Stated goal:
Print every entry, word for word, and skip the images.

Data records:

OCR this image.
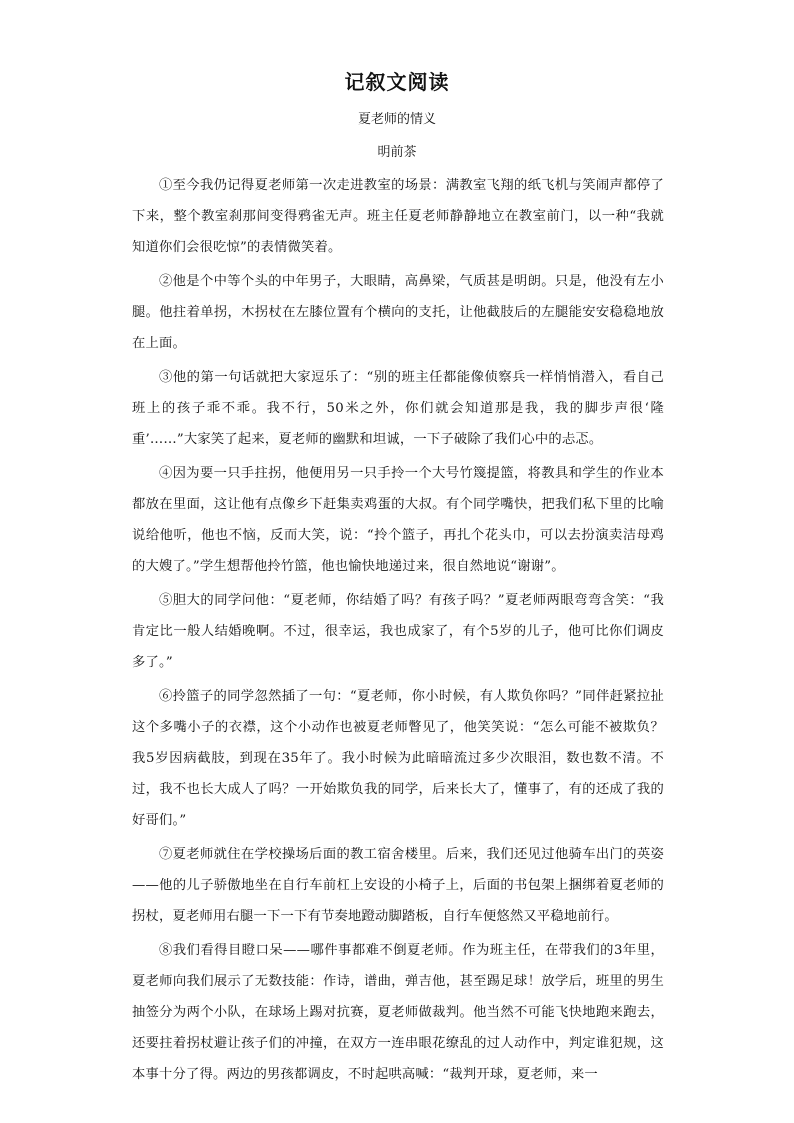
记叙文阅读
夏老师的情义
明前茶

①至今我仍记得夏老师第一次走进教室的场景：满教室飞翔的纸飞机与笑闹声都停了下来，整个教室刹那间变得鸦雀无声。班主任夏老师静静地立在教室前门，以一种“我就知道你们会很吃惊”的表情微笑着。

②他是个中等个头的中年男子，大眼睛，高鼻梁，气质甚是明朗。只是，他没有左小腿。他拄着单拐，木拐杖在左膝位置有个横向的支托，让他截肢后的左腿能安安稳稳地放在上面。

③他的第一句话就把大家逗乐了：“别的班主任都能像侦察兵一样悄悄潜入，看自己班上的孩子乖不乖。我不行，50米之外，你们就会知道那是我，我的脚步声很‘隆重’……”大家笑了起来，夏老师的幽默和坦诚，一下子破除了我们心中的忐忑。

④因为要一只手拄拐，他便用另一只手拎一个大号竹篾提篮，将教具和学生的作业本都放在里面，这让他有点像乡下赶集卖鸡蛋的大叔。有个同学嘴快，把我们私下里的比喻说给他听，他也不恼，反而大笑，说：“拎个篮子，再扎个花头巾，可以去扮演卖洁母鸡的大嫂了。”学生想帮他拎竹篮，他也愉快地递过来，很自然地说“谢谢”。

⑤胆大的同学问他：“夏老师，你结婚了吗？有孩子吗？”夏老师两眼弯弯含笑：“我肯定比一般人结婚晚啊。不过，很幸运，我也成家了，有个5岁的儿子，他可比你们调皮多了。”

⑥拎篮子的同学忽然插了一句：“夏老师，你小时候，有人欺负你吗？”同伴赶紧拉扯这个多嘴小子的衣襟，这个小动作也被夏老师瞥见了，他笑笑说：“怎么可能不被欺负？我5岁因病截肢，到现在35年了。我小时候为此暗暗流过多少次眼泪，数也数不清。不过，我不也长大成人了吗？一开始欺负我的同学，后来长大了，懂事了，有的还成了我的好哥们。”

⑦夏老师就住在学校操场后面的教工宿舍楼里。后来，我们还见过他骑车出门的英姿——他的儿子骄傲地坐在自行车前杠上安设的小椅子上，后面的书包架上捆绑着夏老师的拐杖，夏老师用右腿一下一下有节奏地蹬动脚踏板，自行车便悠然又平稳地前行。

⑧我们看得目瞪口呆——哪件事都难不倒夏老师。作为班主任，在带我们的3年里，夏老师向我们展示了无数技能：作诗，谱曲，弹吉他，甚至踢足球！放学后，班里的男生抽签分为两个小队，在球场上踢对抗赛，夏老师做裁判。他当然不可能飞快地跑来跑去，还要拄着拐杖避让孩子们的冲撞，在双方一连串眼花缭乱的过人动作中，判定谁犯规，这本事十分了得。两边的男孩都调皮，不时起哄高喊：“裁判开球，夏老师，来一
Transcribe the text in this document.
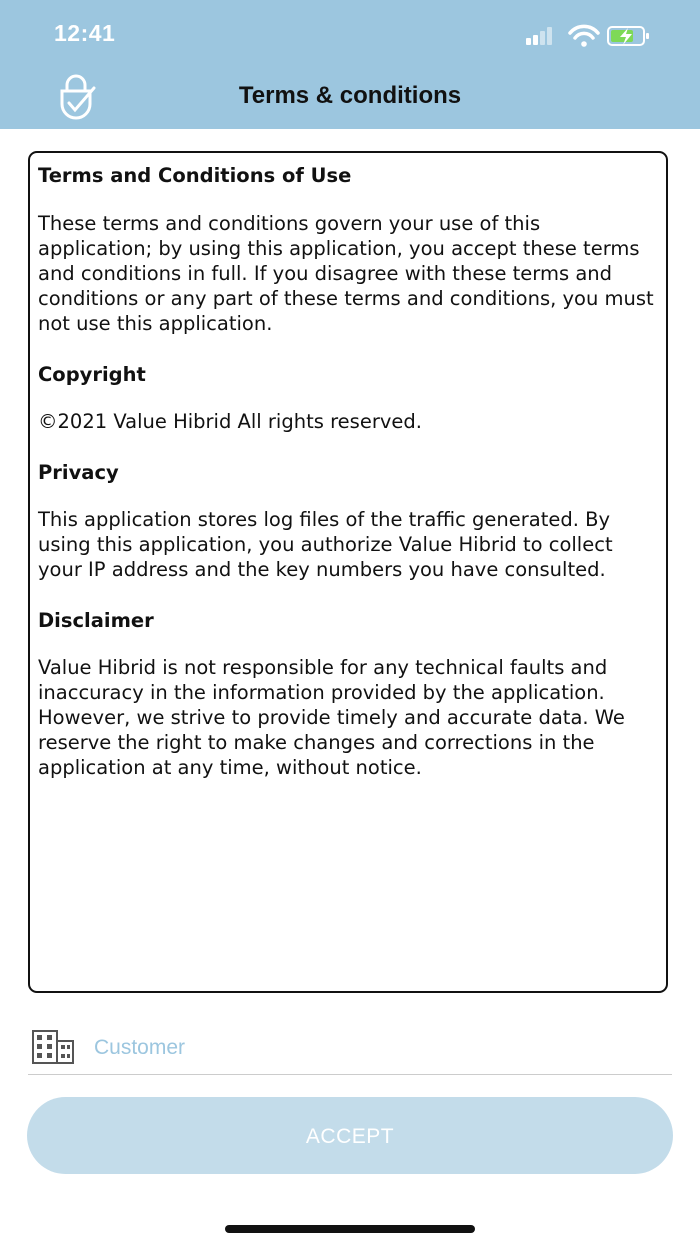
12:41
Terms & conditions
Terms and Conditions of Use

These terms and conditions govern your use of this application; by using this application, you accept these terms and conditions in full. If you disagree with these terms and conditions or any part of these terms and conditions, you must not use this application.

Copyright

©2021 Value Hibrid All rights reserved.

Privacy

This application stores log files of the traffic generated. By using this application, you authorize Value Hibrid to collect your IP address and the key numbers you have consulted.

Disclaimer

Value Hibrid is not responsible for any technical faults and inaccuracy in the information provided by the application. However, we strive to provide timely and accurate data. We reserve the right to make changes and corrections in the application at any time, without notice.

Customer
ACCEPT
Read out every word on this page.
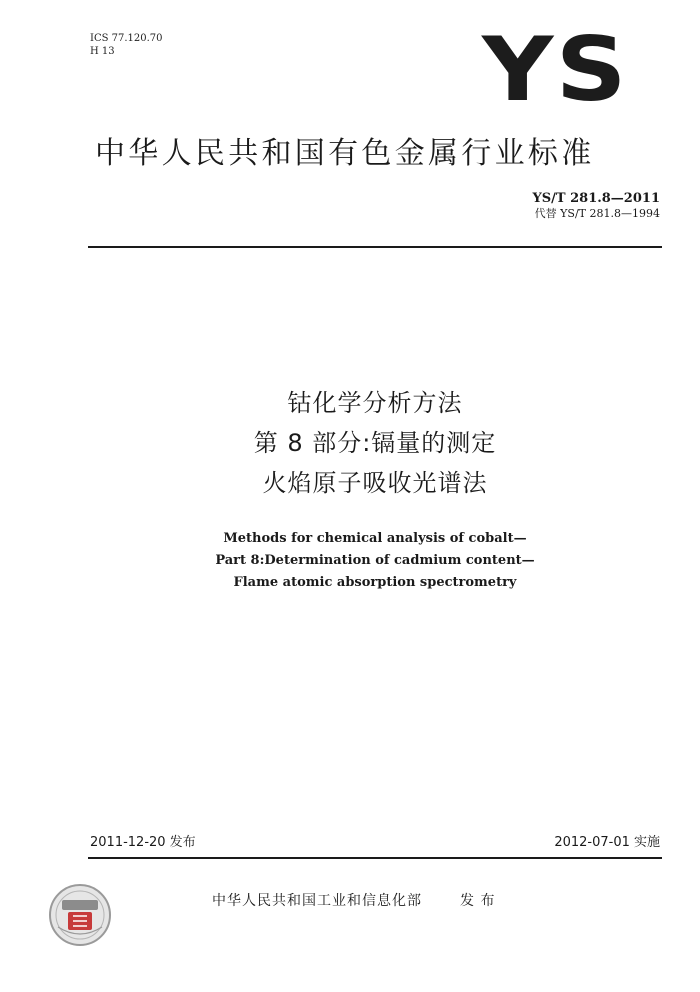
ICS 77.120.70
H 13	YS
中华人民共和国有色金属行业标准
YS/T 281.8—2011
代替 YS/T 281.8—1994
钴化学分析方法
第 8 部分:镉量的测定
火焰原子吸收光谱法
Methods for chemical analysis of cobalt—
Part 8:Determination of cadmium content—
Flame atomic absorption spectrometry
2011-12-20 发布	2012-07-01 实施
中华人民共和国工业和信息化部	发 布
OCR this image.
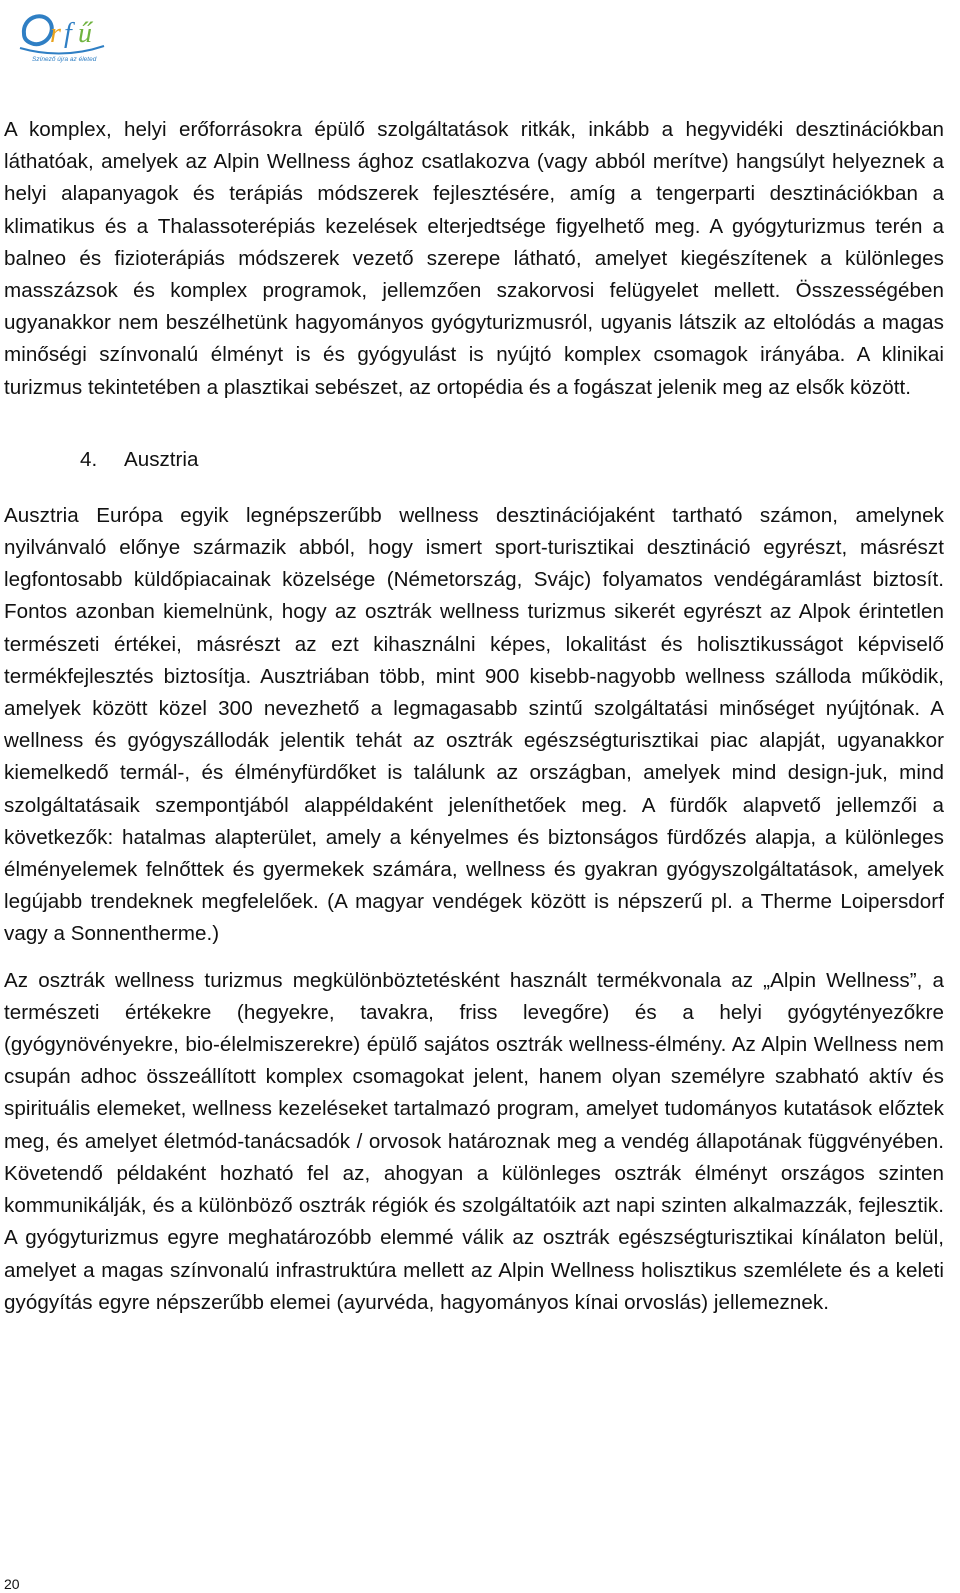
r f ű
Színező újra az életed

A komplex, helyi erőforrásokra épülő szolgáltatások ritkák, inkább a hegyvidéki desztinációkban láthatóak, amelyek az Alpin Wellness ághoz csatlakozva (vagy abból merítve) hangsúlyt helyeznek a helyi alapanyagok és terápiás módszerek fejlesztésére, amíg a tengerparti desztinációkban a klimatikus és a Thalassoterépiás kezelések elterjedtsége figyelhető meg. A gyógyturizmus terén a balneo és fizioterápiás módszerek vezető szerepe látható, amelyet kiegészítenek a különleges masszázsok és komplex programok, jellemzően szakorvosi felügyelet mellett. Összességében ugyanakkor nem beszélhetünk hagyományos gyógyturizmusról, ugyanis látszik az eltolódás a magas minőségi színvonalú élményt is és gyógyulást is nyújtó komplex csomagok irányába. A klinikai turizmus tekintetében a plasztikai sebészet, az ortopédia és a fogászat jelenik meg az elsők között.

4. Ausztria

Ausztria Európa egyik legnépszerűbb wellness desztinációjaként tartható számon, amelynek nyilvánvaló előnye származik abból, hogy ismert sport-turisztikai desztináció egyrészt, másrészt legfontosabb küldőpiacainak közelsége (Németország, Svájc) folyamatos vendégáramlást biztosít. Fontos azonban kiemelnünk, hogy az osztrák wellness turizmus sikerét egyrészt az Alpok érintetlen természeti értékei, másrészt az ezt kihasználni képes, lokalitást és holisztikusságot képviselő termékfejlesztés biztosítja. Ausztriában több, mint 900 kisebb-nagyobb wellness szálloda működik, amelyek között közel 300 nevezhető a legmagasabb szintű szolgáltatási minőséget nyújtónak. A wellness és gyógyszállodák jelentik tehát az osztrák egészségturisztikai piac alapját, ugyanakkor kiemelkedő termál-, és élményfürdőket is találunk az országban, amelyek mind design-juk, mind szolgáltatásaik szempontjából alappéldaként jeleníthetőek meg. A fürdők alapvető jellemzői a következők: hatalmas alapterület, amely a kényelmes és biztonságos fürdőzés alapja, a különleges élményelemek felnőttek és gyermekek számára, wellness és gyakran gyógyszolgáltatások, amelyek legújabb trendeknek megfelelőek. (A magyar vendégek között is népszerű pl. a Therme Loipersdorf vagy a Sonnentherme.)

Az osztrák wellness turizmus megkülönböztetésként használt termékvonala az „Alpin Wellness”, a természeti értékekre (hegyekre, tavakra, friss levegőre) és a helyi gyógytényezőkre (gyógynövényekre, bio-élelmiszerekre) épülő sajátos osztrák wellness-élmény. Az Alpin Wellness nem csupán adhoc összeállított komplex csomagokat jelent, hanem olyan személyre szabható aktív és spirituális elemeket, wellness kezeléseket tartalmazó program, amelyet tudományos kutatások előztek meg, és amelyet életmód-tanácsadók / orvosok határoznak meg a vendég állapotának függvényében. Követendő példaként hozható fel az, ahogyan a különleges osztrák élményt országos szinten kommunikálják, és a különböző osztrák régiók és szolgáltatóik azt napi szinten alkalmazzák, fejlesztik. A gyógyturizmus egyre meghatározóbb elemmé válik az osztrák egészségturisztikai kínálaton belül, amelyet a magas színvonalú infrastruktúra mellett az Alpin Wellness holisztikus szemlélete és a keleti gyógyítás egyre népszerűbb elemei (ayurvéda, hagyományos kínai orvoslás) jellemeznek.

20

Expected answer:
OCR this image.
记叙文阅读
夏老师的情义
明前茶

①至今我仍记得夏老师第一次走进教室的场景：满教室飞翔的纸飞机与笑闹声都停了下来，整个教室刹那间变得鸦雀无声。班主任夏老师静静地立在教室前门，以一种“我就知道你们会很吃惊”的表情微笑着。

②他是个中等个头的中年男子，大眼睛，高鼻梁，气质甚是明朗。只是，他没有左小腿。他拄着单拐，木拐杖在左膝位置有个横向的支托，让他截肢后的左腿能安安稳稳地放在上面。

③他的第一句话就把大家逗乐了：“别的班主任都能像侦察兵一样悄悄潜入，看自己班上的孩子乖不乖。我不行，50米之外，你们就会知道那是我，我的脚步声很‘隆重’……”大家笑了起来，夏老师的幽默和坦诚，一下子破除了我们心中的忐忑。

④因为要一只手拄拐，他便用另一只手拎一个大号竹篾提篮，将教具和学生的作业本都放在里面，这让他有点像乡下赶集卖鸡蛋的大叔。有个同学嘴快，把我们私下里的比喻说给他听，他也不恼，反而大笑，说：“拎个篮子，再扎个花头巾，可以去扮演卖洁母鸡的大嫂了。”学生想帮他拎竹篮，他也愉快地递过来，很自然地说“谢谢”。

⑤胆大的同学问他：“夏老师，你结婚了吗？有孩子吗？”夏老师两眼弯弯含笑：“我肯定比一般人结婚晚啊。不过，很幸运，我也成家了，有个5岁的儿子，他可比你们调皮多了。”

⑥拎篮子的同学忽然插了一句：“夏老师，你小时候，有人欺负你吗？”同伴赶紧拉扯这个多嘴小子的衣襟，这个小动作也被夏老师瞥见了，他笑笑说：“怎么可能不被欺负？我5岁因病截肢，到现在35年了。我小时候为此暗暗流过多少次眼泪，数也数不清。不过，我不也长大成人了吗？一开始欺负我的同学，后来长大了，懂事了，有的还成了我的好哥们。”

⑦夏老师就住在学校操场后面的教工宿舍楼里。后来，我们还见过他骑车出门的英姿——他的儿子骄傲地坐在自行车前杠上安设的小椅子上，后面的书包架上捆绑着夏老师的拐杖，夏老师用右腿一下一下有节奏地蹬动脚踏板，自行车便悠然又平稳地前行。

⑧我们看得目瞪口呆——哪件事都难不倒夏老师。作为班主任，在带我们的3年里，夏老师向我们展示了无数技能：作诗，谱曲，弹吉他，甚至踢足球！放学后，班里的男生抽签分为两个小队，在球场上踢对抗赛，夏老师做裁判。他当然不可能飞快地跑来跑去，还要拄着拐杖避让孩子们的冲撞，在双方一连串眼花缭乱的过人动作中，判定谁犯规，这本事十分了得。两边的男孩都调皮，不时起哄高喊：“裁判开球，夏老师，来一
Transcribe the text in this document.
12:41
Terms & conditions
Terms and Conditions of Use

These terms and conditions govern your use of this application; by using this application, you accept these terms and conditions in full. If you disagree with these terms and conditions or any part of these terms and conditions, you must not use this application.

Copyright

©2021 Value Hibrid All rights reserved.

Privacy

This application stores log files of the traffic generated. By using this application, you authorize Value Hibrid to collect your IP address and the key numbers you have consulted.

Disclaimer

Value Hibrid is not responsible for any technical faults and inaccuracy in the information provided by the application. However, we strive to provide timely and accurate data. We reserve the right to make changes and corrections in the application at any time, without notice.

Customer
ACCEPT
Read out every word on this page.
ICS 77.120.70
H 13	YS
中华人民共和国有色金属行业标准
YS/T 281.8—2011
代替 YS/T 281.8—1994
钴化学分析方法
第 8 部分:镉量的测定
火焰原子吸收光谱法
Methods for chemical analysis of cobalt—
Part 8:Determination of cadmium content—
Flame atomic absorption spectrometry
2011-12-20 发布	2012-07-01 实施
中华人民共和国工业和信息化部	发 布
OCR this image.
r f ű
Színező újra az életed

A komplex, helyi erőforrásokra épülő szolgáltatások ritkák, inkább a hegyvidéki desztinációkban láthatóak, amelyek az Alpin Wellness ághoz csatlakozva (vagy abból merítve) hangsúlyt helyeznek a helyi alapanyagok és terápiás módszerek fejlesztésére, amíg a tengerparti desztinációkban a klimatikus és a Thalassoterépiás kezelések elterjedtsége figyelhető meg. A gyógyturizmus terén a balneo és fizioterápiás módszerek vezető szerepe látható, amelyet kiegészítenek a különleges masszázsok és komplex programok, jellemzően szakorvosi felügyelet mellett. Összességében ugyanakkor nem beszélhetünk hagyományos gyógyturizmusról, ugyanis látszik az eltolódás a magas minőségi színvonalú élményt is és gyógyulást is nyújtó komplex csomagok irányába. A klinikai turizmus tekintetében a plasztikai sebészet, az ortopédia és a fogászat jelenik meg az elsők között.

4. Ausztria

Ausztria Európa egyik legnépszerűbb wellness desztinációjaként tartható számon, amelynek nyilvánvaló előnye származik abból, hogy ismert sport-turisztikai desztináció egyrészt, másrészt legfontosabb küldőpiacainak közelsége (Németország, Svájc) folyamatos vendégáramlást biztosít. Fontos azonban kiemelnünk, hogy az osztrák wellness turizmus sikerét egyrészt az Alpok érintetlen természeti értékei, másrészt az ezt kihasználni képes, lokalitást és holisztikusságot képviselő termékfejlesztés biztosítja. Ausztriában több, mint 900 kisebb-nagyobb wellness szálloda működik, amelyek között közel 300 nevezhető a legmagasabb szintű szolgáltatási minőséget nyújtónak. A wellness és gyógyszállodák jelentik tehát az osztrák egészségturisztikai piac alapját, ugyanakkor kiemelkedő termál-, és élményfürdőket is találunk az országban, amelyek mind design-juk, mind szolgáltatásaik szempontjából alappéldaként jeleníthetőek meg. A fürdők alapvető jellemzői a következők: hatalmas alapterület, amely a kényelmes és biztonságos fürdőzés alapja, a különleges élményelemek felnőttek és gyermekek számára, wellness és gyakran gyógyszolgáltatások, amelyek legújabb trendeknek megfelelőek. (A magyar vendégek között is népszerű pl. a Therme Loipersdorf vagy a Sonnentherme.)

Az osztrák wellness turizmus megkülönböztetésként használt termékvonala az „Alpin Wellness”, a természeti értékekre (hegyekre, tavakra, friss levegőre) és a helyi gyógytényezőkre (gyógynövényekre, bio-élelmiszerekre) épülő sajátos osztrák wellness-élmény. Az Alpin Wellness nem csupán adhoc összeállított komplex csomagokat jelent, hanem olyan személyre szabható aktív és spirituális elemeket, wellness kezeléseket tartalmazó program, amelyet tudományos kutatások előztek meg, és amelyet életmód-tanácsadók / orvosok határoznak meg a vendég állapotának függvényében. Követendő példaként hozható fel az, ahogyan a különleges osztrák élményt országos szinten kommunikálják, és a különböző osztrák régiók és szolgáltatóik azt napi szinten alkalmazzák, fejlesztik. A gyógyturizmus egyre meghatározóbb elemmé válik az osztrák egészségturisztikai kínálaton belül, amelyet a magas színvonalú infrastruktúra mellett az Alpin Wellness holisztikus szemlélete és a keleti gyógyítás egyre népszerűbb elemei (ayurvéda, hagyományos kínai orvoslás) jellemeznek.

20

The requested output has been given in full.